— Records shown —
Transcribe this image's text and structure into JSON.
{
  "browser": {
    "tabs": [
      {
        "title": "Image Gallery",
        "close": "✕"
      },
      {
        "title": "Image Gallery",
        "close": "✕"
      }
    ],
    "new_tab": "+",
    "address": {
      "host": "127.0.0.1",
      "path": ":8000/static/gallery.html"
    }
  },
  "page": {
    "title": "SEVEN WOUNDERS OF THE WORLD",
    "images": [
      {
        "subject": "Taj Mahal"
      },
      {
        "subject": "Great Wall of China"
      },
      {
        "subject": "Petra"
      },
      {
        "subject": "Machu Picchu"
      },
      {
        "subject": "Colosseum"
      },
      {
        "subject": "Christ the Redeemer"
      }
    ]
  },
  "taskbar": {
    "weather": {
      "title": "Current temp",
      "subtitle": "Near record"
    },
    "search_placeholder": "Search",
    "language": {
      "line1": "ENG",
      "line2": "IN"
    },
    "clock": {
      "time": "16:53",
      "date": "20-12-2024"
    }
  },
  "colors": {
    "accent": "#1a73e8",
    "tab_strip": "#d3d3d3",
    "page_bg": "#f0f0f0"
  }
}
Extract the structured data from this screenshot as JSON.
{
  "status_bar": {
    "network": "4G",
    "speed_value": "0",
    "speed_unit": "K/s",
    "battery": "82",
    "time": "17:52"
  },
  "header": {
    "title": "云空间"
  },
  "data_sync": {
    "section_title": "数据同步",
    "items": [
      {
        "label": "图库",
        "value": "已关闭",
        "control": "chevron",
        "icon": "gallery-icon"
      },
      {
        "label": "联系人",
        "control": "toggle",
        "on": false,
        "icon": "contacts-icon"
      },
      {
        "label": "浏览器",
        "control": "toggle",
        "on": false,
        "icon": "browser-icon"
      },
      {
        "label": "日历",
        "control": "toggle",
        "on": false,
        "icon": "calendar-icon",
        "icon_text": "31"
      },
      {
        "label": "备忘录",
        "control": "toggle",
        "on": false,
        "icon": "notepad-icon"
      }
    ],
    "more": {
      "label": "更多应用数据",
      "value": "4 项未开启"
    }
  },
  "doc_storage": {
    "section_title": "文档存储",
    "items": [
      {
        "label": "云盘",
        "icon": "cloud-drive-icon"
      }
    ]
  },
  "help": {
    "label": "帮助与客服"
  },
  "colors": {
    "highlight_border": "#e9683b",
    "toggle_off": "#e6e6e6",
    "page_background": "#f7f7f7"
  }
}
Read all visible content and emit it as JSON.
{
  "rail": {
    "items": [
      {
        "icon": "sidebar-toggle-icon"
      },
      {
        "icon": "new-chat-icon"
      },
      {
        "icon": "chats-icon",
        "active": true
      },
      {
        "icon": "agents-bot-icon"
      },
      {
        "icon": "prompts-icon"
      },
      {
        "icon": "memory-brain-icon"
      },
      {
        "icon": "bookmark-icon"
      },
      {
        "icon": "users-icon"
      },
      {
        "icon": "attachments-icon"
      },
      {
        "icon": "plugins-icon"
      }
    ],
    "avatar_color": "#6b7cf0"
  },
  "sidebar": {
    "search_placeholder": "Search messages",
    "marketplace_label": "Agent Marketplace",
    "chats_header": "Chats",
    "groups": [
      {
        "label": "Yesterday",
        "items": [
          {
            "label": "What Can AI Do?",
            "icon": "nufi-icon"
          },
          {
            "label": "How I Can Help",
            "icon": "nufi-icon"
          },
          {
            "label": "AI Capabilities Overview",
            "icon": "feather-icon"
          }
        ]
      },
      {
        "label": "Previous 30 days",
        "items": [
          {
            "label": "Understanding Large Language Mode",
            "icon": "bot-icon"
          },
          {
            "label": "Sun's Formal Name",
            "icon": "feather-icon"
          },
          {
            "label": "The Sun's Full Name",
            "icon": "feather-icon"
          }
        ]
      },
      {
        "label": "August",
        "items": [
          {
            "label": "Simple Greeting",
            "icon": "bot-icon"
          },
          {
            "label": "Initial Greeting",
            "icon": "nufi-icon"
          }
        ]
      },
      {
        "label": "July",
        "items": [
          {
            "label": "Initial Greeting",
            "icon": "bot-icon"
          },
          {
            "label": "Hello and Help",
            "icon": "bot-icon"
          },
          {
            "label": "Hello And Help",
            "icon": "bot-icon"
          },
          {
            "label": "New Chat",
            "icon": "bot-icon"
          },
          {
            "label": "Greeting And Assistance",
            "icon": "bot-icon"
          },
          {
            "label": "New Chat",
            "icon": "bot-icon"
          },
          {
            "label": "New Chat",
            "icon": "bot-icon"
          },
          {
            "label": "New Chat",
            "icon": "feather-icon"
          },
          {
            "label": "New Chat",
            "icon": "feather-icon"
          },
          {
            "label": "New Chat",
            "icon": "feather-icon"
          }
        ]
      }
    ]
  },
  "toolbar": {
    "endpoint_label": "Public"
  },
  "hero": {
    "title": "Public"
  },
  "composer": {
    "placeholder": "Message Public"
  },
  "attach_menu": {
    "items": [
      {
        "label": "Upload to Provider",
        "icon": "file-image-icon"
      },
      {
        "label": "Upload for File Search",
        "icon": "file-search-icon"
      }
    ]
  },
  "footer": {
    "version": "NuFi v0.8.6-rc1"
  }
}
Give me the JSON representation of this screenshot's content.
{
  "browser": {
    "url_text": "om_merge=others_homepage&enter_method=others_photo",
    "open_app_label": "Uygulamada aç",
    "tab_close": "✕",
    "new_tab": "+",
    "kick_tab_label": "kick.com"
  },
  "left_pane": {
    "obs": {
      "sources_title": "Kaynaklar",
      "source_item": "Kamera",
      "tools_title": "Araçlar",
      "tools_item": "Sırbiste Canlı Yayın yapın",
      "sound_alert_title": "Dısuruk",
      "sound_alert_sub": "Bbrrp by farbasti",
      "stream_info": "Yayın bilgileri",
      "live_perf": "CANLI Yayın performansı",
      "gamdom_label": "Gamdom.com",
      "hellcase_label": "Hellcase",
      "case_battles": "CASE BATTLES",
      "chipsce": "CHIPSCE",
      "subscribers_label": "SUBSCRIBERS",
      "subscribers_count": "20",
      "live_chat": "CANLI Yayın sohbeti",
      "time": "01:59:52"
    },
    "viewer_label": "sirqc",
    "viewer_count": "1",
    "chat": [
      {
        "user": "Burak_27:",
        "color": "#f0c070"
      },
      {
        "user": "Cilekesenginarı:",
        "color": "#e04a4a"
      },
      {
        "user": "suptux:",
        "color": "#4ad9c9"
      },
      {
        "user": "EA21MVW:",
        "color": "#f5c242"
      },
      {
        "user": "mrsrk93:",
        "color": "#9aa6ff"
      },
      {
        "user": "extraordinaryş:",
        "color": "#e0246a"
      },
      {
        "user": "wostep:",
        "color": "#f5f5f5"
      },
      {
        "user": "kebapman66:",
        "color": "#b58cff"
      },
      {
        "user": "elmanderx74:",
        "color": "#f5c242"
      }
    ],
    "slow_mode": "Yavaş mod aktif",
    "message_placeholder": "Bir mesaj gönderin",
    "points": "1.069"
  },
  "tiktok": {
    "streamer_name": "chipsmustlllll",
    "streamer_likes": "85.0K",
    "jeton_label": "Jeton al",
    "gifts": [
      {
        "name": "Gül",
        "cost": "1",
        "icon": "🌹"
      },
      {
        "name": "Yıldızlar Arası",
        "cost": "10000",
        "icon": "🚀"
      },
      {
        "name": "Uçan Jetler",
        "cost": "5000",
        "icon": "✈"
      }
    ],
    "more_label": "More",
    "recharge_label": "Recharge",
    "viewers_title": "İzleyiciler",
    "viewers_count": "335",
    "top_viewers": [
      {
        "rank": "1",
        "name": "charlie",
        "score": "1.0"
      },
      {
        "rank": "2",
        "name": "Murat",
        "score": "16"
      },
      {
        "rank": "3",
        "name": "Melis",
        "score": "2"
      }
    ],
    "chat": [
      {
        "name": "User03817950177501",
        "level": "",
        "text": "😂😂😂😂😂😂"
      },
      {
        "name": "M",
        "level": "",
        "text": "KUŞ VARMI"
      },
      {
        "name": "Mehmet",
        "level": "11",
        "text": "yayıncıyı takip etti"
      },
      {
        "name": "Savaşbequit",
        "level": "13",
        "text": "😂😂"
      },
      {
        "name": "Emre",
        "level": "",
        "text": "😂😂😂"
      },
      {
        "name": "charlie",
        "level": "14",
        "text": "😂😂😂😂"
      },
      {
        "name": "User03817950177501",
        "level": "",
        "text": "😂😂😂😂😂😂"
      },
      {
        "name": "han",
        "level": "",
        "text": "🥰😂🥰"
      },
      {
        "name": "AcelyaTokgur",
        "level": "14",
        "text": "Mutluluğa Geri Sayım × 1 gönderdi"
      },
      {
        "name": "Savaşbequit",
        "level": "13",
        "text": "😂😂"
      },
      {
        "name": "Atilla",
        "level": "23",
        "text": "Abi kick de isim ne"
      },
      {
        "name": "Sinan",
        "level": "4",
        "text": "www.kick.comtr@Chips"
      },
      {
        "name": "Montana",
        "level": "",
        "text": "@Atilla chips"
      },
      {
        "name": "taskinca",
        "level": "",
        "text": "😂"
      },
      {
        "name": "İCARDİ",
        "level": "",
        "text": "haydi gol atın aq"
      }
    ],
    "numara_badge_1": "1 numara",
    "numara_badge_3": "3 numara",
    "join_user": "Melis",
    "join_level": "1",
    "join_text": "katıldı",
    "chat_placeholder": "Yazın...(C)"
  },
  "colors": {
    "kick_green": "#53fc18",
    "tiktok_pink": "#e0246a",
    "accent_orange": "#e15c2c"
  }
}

— What is expected —
Copy whichever lines in the listing above contain the word "CANLI".

— Expected answer —
      "live_perf": "CANLI Yayın performansı",
      "live_chat": "CANLI Yayın sohbeti",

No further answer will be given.